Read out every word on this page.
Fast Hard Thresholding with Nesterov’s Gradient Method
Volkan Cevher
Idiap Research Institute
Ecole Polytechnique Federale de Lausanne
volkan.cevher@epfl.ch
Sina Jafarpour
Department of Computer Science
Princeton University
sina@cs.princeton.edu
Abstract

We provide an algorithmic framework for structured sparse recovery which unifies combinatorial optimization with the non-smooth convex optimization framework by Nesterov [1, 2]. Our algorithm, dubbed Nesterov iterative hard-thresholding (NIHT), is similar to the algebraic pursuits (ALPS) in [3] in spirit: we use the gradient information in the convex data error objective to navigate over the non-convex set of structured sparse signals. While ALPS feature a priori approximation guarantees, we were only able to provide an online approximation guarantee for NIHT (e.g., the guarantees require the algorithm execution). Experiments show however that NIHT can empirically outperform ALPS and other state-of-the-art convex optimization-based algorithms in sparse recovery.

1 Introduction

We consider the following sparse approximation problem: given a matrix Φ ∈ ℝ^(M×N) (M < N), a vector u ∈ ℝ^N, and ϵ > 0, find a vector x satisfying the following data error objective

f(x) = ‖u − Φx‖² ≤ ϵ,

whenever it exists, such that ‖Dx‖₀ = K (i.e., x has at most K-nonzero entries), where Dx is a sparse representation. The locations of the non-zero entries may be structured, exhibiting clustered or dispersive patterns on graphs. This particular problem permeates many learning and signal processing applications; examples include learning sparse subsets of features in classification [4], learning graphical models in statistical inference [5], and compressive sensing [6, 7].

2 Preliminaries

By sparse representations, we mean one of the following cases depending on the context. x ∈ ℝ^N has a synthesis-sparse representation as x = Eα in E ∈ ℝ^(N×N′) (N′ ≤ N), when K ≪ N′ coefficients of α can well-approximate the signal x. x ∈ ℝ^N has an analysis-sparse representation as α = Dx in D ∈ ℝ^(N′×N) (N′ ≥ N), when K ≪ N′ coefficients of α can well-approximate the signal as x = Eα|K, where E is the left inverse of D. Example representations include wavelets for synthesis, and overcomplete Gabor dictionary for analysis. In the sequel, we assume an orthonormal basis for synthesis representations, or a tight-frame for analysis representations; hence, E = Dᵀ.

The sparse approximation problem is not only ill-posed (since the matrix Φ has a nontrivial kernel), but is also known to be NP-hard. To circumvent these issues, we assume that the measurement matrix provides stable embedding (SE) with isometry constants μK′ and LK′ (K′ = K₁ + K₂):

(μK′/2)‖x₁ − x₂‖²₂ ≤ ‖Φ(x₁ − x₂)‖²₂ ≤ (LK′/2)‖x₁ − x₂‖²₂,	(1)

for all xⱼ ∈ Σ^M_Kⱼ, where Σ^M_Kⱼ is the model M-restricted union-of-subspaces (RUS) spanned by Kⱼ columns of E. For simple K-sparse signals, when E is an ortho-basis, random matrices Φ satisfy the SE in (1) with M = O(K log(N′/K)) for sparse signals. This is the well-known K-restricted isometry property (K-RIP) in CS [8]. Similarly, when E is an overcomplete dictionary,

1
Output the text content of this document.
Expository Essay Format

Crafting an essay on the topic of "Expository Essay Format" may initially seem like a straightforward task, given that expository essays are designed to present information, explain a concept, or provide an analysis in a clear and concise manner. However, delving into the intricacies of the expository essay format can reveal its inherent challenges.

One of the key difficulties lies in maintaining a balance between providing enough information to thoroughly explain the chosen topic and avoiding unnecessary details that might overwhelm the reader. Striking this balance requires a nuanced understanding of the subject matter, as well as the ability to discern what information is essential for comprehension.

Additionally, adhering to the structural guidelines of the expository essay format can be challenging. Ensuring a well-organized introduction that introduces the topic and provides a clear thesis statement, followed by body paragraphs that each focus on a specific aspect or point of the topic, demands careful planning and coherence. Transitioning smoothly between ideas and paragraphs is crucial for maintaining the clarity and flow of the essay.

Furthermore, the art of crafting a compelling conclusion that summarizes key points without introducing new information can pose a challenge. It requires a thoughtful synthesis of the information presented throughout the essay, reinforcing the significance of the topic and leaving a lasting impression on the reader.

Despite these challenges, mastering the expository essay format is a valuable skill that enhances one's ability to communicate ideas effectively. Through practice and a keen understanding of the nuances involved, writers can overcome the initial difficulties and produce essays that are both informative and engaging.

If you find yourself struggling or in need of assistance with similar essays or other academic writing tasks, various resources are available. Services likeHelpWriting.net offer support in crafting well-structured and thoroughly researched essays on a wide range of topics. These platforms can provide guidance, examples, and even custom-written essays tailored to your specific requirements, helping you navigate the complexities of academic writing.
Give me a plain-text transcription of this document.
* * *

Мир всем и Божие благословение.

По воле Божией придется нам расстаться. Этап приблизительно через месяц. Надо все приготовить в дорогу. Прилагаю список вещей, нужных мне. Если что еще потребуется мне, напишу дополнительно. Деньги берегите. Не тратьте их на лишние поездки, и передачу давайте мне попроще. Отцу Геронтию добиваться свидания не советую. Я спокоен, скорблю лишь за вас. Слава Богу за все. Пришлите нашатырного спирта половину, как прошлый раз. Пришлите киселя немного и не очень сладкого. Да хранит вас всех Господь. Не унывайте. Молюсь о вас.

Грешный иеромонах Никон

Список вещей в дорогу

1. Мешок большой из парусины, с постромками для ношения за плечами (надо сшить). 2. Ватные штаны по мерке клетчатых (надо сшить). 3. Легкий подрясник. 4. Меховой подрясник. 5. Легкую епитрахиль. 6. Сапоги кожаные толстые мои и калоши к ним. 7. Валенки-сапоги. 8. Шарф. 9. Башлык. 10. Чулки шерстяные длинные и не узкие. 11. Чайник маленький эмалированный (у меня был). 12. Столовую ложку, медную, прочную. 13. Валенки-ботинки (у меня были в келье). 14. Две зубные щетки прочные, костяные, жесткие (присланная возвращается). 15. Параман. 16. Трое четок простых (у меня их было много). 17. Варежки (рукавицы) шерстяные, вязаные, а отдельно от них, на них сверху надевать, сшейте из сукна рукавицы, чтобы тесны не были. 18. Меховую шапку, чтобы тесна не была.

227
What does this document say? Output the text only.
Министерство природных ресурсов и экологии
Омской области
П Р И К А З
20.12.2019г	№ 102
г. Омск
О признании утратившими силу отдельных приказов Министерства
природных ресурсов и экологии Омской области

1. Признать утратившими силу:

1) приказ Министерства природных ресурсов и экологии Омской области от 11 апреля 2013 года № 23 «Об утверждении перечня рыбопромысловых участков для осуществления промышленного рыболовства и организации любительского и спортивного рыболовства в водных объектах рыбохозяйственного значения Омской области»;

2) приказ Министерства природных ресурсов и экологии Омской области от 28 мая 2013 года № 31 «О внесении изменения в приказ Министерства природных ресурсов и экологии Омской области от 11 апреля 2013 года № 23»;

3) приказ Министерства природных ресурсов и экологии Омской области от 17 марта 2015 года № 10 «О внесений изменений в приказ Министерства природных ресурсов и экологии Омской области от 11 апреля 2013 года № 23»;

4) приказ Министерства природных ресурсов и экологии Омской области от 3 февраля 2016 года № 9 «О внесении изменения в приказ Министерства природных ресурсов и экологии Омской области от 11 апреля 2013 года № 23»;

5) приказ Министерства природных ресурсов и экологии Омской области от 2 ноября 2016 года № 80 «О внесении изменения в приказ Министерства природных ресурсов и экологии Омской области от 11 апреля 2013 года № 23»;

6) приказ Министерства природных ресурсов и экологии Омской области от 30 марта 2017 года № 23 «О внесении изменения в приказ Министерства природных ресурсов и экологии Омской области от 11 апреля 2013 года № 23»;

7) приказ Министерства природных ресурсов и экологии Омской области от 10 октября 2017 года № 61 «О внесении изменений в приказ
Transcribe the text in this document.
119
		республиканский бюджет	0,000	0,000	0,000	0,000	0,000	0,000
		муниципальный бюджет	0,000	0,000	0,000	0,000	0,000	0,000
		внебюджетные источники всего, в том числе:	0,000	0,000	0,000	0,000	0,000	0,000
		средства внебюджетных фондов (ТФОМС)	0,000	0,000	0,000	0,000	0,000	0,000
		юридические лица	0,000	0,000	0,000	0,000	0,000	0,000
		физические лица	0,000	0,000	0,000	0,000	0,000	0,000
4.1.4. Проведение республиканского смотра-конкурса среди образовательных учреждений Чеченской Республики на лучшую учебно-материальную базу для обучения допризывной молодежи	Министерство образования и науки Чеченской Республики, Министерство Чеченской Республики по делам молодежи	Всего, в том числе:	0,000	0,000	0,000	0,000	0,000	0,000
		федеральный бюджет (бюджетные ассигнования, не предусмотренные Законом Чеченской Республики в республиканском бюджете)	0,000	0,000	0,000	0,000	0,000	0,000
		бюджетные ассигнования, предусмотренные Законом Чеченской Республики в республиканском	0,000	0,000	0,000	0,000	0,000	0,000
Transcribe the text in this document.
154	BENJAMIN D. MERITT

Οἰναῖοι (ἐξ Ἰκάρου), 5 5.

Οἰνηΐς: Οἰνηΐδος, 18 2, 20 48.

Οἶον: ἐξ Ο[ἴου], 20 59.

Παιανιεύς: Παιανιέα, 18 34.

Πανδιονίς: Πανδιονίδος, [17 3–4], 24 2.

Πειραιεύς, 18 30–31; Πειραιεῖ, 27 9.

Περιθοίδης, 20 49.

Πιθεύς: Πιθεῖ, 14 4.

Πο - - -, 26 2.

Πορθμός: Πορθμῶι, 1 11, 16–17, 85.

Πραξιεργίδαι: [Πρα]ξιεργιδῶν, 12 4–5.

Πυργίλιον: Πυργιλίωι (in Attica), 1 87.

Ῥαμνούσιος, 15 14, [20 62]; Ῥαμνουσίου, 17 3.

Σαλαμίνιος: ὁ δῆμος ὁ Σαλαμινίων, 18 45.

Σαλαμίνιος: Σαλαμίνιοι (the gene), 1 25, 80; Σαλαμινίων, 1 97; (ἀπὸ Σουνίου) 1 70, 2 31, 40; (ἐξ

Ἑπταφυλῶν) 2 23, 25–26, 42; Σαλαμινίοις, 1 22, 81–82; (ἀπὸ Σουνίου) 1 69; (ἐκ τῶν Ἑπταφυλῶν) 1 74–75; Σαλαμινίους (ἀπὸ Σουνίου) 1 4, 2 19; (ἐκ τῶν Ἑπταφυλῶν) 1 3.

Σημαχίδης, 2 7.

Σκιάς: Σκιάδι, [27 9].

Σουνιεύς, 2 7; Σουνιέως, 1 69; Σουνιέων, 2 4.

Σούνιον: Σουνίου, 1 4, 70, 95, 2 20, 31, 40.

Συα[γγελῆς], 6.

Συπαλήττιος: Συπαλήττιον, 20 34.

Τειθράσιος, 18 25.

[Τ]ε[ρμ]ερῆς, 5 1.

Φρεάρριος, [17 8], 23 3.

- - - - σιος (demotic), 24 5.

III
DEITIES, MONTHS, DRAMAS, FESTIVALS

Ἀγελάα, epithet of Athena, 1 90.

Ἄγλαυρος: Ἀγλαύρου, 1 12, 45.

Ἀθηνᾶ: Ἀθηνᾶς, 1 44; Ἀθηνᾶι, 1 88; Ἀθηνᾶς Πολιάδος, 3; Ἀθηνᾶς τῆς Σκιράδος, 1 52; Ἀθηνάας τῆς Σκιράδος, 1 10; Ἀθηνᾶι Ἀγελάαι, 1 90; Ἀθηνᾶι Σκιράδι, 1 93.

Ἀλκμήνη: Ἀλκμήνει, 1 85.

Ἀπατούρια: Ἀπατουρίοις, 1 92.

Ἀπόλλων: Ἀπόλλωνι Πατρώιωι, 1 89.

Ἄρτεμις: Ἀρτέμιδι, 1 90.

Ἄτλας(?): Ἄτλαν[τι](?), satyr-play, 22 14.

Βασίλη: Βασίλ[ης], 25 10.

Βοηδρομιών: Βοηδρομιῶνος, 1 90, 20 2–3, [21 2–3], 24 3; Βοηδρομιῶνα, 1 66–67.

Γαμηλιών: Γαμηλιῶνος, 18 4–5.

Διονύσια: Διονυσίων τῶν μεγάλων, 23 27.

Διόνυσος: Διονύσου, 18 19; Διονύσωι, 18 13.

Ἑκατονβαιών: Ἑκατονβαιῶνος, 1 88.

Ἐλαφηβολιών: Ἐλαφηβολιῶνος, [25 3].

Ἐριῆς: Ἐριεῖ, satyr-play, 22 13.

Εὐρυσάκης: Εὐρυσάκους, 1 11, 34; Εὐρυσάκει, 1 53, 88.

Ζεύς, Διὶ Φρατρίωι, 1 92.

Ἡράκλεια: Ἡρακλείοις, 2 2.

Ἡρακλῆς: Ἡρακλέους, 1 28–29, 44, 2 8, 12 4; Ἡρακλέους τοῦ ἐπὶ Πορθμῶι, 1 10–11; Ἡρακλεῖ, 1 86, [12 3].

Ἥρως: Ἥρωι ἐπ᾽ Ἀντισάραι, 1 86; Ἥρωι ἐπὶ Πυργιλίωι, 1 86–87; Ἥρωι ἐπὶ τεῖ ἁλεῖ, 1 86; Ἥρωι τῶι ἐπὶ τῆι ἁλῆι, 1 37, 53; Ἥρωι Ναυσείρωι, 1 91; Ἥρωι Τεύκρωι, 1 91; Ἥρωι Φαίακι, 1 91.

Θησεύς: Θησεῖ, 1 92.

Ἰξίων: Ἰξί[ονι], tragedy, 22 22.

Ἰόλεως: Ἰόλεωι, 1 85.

_Aim of the task:_ Only a number is wanted: how many lines contain "play"?

_Response:_ 2